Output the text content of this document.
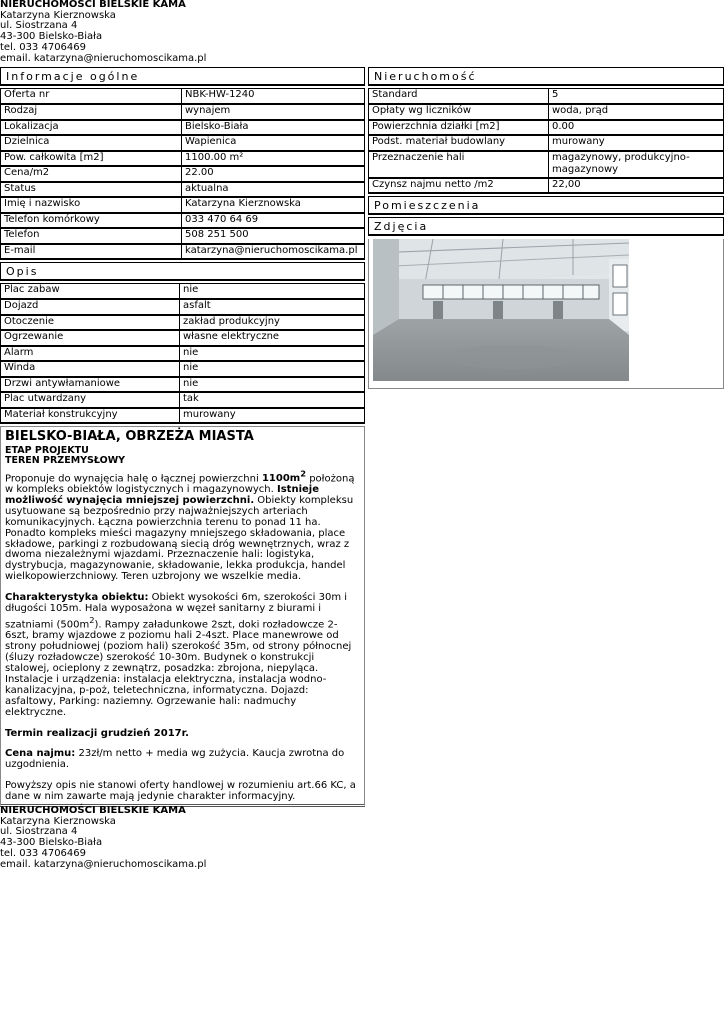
NIERUCHOMOŚCI BIELSKIE KAMA
Katarzyna Kierznowska
ul. Siostrzana 4
43-300 Bielsko-Biała
tel. 033 4706469
email. katarzyna@nieruchomoscikama.pl
Informacje ogólne
Oferta nr	NBK-HW-1240
Rodzaj	wynajem
Lokalizacja	Bielsko-Biała
Dzielnica	Wapienica
Pow. całkowita [m2]	1100.00 m²
Cena/m2	22.00
Status	aktualna
Imię i nazwisko	Katarzyna Kierznowska
Telefon komórkowy	033 470 64 69
Telefon	508 251 500
E-mail	katarzyna@nieruchomoscikama.pl
Opis
Plac zabaw	nie
Dojazd	asfalt
Otoczenie	zakład produkcyjny
Ogrzewanie	własne elektryczne
Alarm	nie
Winda	nie
Drzwi antywłamaniowe	nie
Plac utwardzany	tak
Materiał konstrukcyjny	murowany
BIELSKO-BIAŁA, OBRZEŻA MIASTA
ETAP PROJEKTU
TEREN PRZEMYSŁOWY

Proponuje do wynajęcia halę o łącznej powierzchni $1100m^2$ położoną w kompleks obiektów logistycznych i magazynowych. Istnieje możliwość wynajęcia mniejszej powierzchni. Obiekty kompleksu usytuowane są bezpośrednio przy najważniejszych arteriach komunikacyjnych. Łączna powierzchnia terenu to ponad 11 ha. Ponadto kompleks mieści magazyny mniejszego składowania, place składowe, parkingi z rozbudowaną siecią dróg wewnętrznych, wraz z dwoma niezależnymi wjazdami. Przeznaczenie hali: logistyka, dystrybucja, magazynowanie, składowanie, lekka produkcja, handel wielkopowierzchniowy. Teren uzbrojony we wszelkie media.

Charakterystyka obiektu: Obiekt wysokości 6m, szerokości 30m i długości 105m. Hala wyposażona w węzeł sanitarny z biurami i szatniami $(500m^2)$. Rampy załadunkowe 2szt, doki rozładowcze 2-6szt, bramy wjazdowe z poziomu hali 2-4szt. Place manewrowe od strony południowej (poziom hali) szerokość 35m, od strony północnej (śluzy rozładowcze) szerokość 10-30m. Budynek o konstrukcji stalowej, ocieplony z zewnątrz, posadzka: zbrojona, niepyląca. Instalacje i urządzenia: instalacja elektryczna, instalacja wodno-kanalizacyjna, p-poż, teletechniczna, informatyczna. Dojazd: asfaltowy, Parking: naziemny. Ogrzewanie hali: nadmuchy elektryczne.

Termin realizacji grudzień 2017r.

Cena najmu: 23zł/m netto + media wg zużycia. Kaucja zwrotna do uzgodnienia.

Powyższy opis nie stanowi oferty handlowej w rozumieniu art.66 KC, a dane w nim zawarte mają jedynie charakter informacyjny.

Nieruchomość
Standard	5
Opłaty wg liczników	woda, prąd
Powierzchnia działki [m2]	0.00
Podst. materiał budowlany	murowany
Przeznaczenie hali	magazynowy, produkcyjno-magazynowy
Czynsz najmu netto /m2	22,00
Pomieszczenia
Zdjęcia
NIERUCHOMOŚCI BIELSKIE KAMA
Katarzyna Kierznowska
ul. Siostrzana 4
43-300 Bielsko-Biała
tel. 033 4706469
email. katarzyna@nieruchomoscikama.pl
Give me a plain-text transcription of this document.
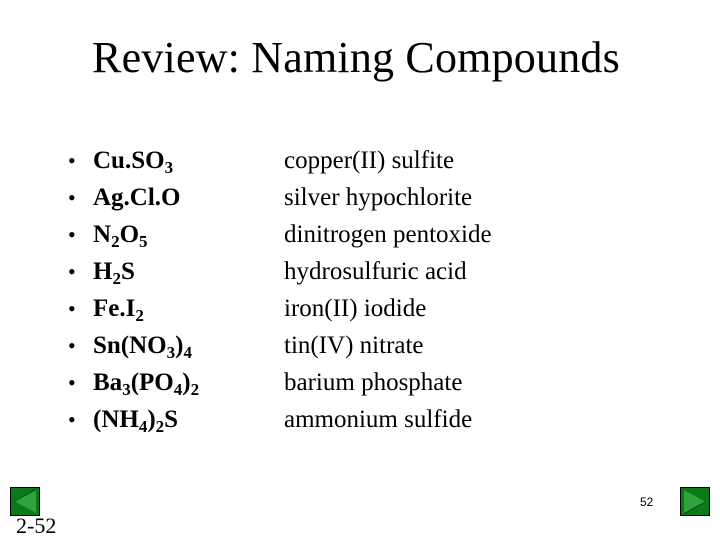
Review: Naming Compounds
• $Cu.SO_3$
• Ag.Cl.O
• $N_2O_5$
• $H_2S$
• $Fe.I_2$
• $Sn(NO_3)_4$
• $Ba_3(PO_4)_2$
• $(NH_4)_2S$
copper(II) sulfite
silver hypochlorite
dinitrogen pentoxide
hydrosulfuric acid
iron(II) iodide
tin(IV) nitrate
barium phosphate
ammonium sulfide
2-52
52
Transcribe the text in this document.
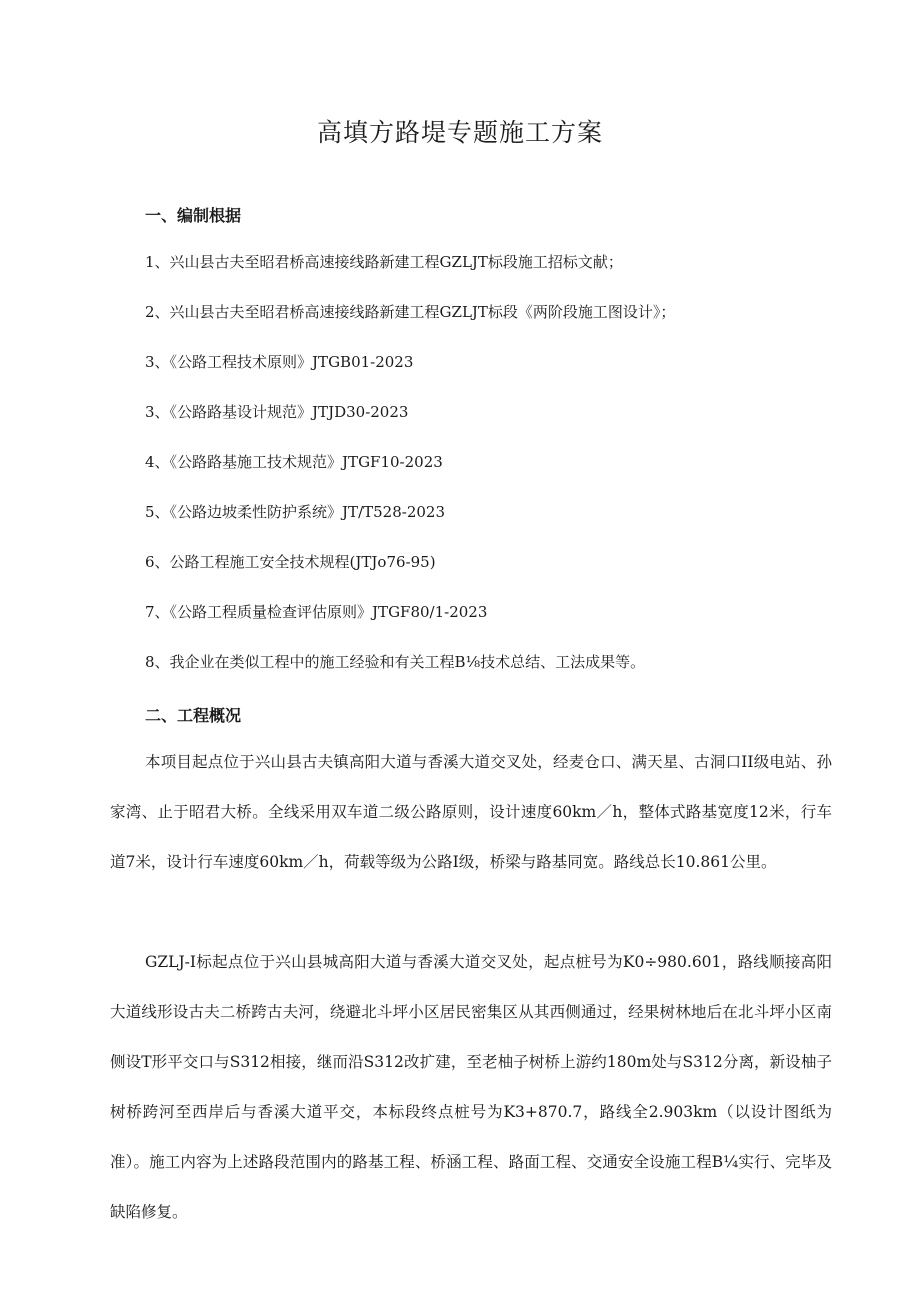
高填方路堤专题施工方案
一、编制根据
1、兴山县古夫至昭君桥高速接线路新建工程GZLJT标段施工招标文献；
2、兴山县古夫至昭君桥高速接线路新建工程GZLJT标段《两阶段施工图设计》；
3、《公路工程技术原则》JTGB01-2023
3、《公路路基设计规范》JTJD30-2023
4、《公路路基施工技术规范》JTGF10-2023
5、《公路边坡柔性防护系统》JT/T528-2023
6、公路工程施工安全技术规程(JTJo76-95)
7、《公路工程质量检查评估原则》JTGF80/1-2023
8、我企业在类似工程中的施工经验和有关工程B⅛技术总结、工法成果等。
二、工程概况

本项目起点位于兴山县古夫镇高阳大道与香溪大道交叉处，经麦仓口、满天星、古洞口II级电站、孙家湾、止于昭君大桥。全线采用双车道二级公路原则，设计速度60km／h，整体式路基宽度12米，行车道7米，设计行车速度60km／h，荷载等级为公路Ⅰ级，桥梁与路基同宽。路线总长10.861公里。

GZLJ-I标起点位于兴山县城高阳大道与香溪大道交叉处，起点桩号为K0÷980.601，路线顺接高阳大道线形设古夫二桥跨古夫河，绕避北斗坪小区居民密集区从其西侧通过，经果树林地后在北斗坪小区南侧设T形平交口与S312相接，继而沿S312改扩建，至老柚子树桥上游约180m处与S312分离，新设柚子树桥跨河至西岸后与香溪大道平交，本标段终点桩号为K3+870.7，路线全2.903km（以设计图纸为准）。施工内容为上述路段范围内的路基工程、桥涵工程、路面工程、交通安全设施工程B¼实行、完毕及缺陷修复。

-=-=-

[DIRECTION] Gather from the entries above all lines that include the string "Dojazd".

[WRITTEN REPLY]
Dojazd	asfalt
Charakterystyka obiektu: Obiekt wysokości 6m, szerokości 30m i długości 105m. Hala wyposażona w węzeł sanitarny z biurami i szatniami $(500m^2)$. Rampy załadunkowe 2szt, doki rozładowcze 2-6szt, bramy wjazdowe z poziomu hali 2-4szt. Place manewrowe od strony południowej (poziom hali) szerokość 35m, od strony północnej (śluzy rozładowcze) szerokość 10-30m. Budynek o konstrukcji stalowej, ocieplony z zewnątrz, posadzka: zbrojona, niepyląca. Instalacje i urządzenia: instalacja elektryczna, instalacja wodno-kanalizacyjna, p-poż, teletechniczna, informatyczna. Dojazd: asfaltowy, Parking: naziemny. Ogrzewanie hali: nadmuchy elektryczne.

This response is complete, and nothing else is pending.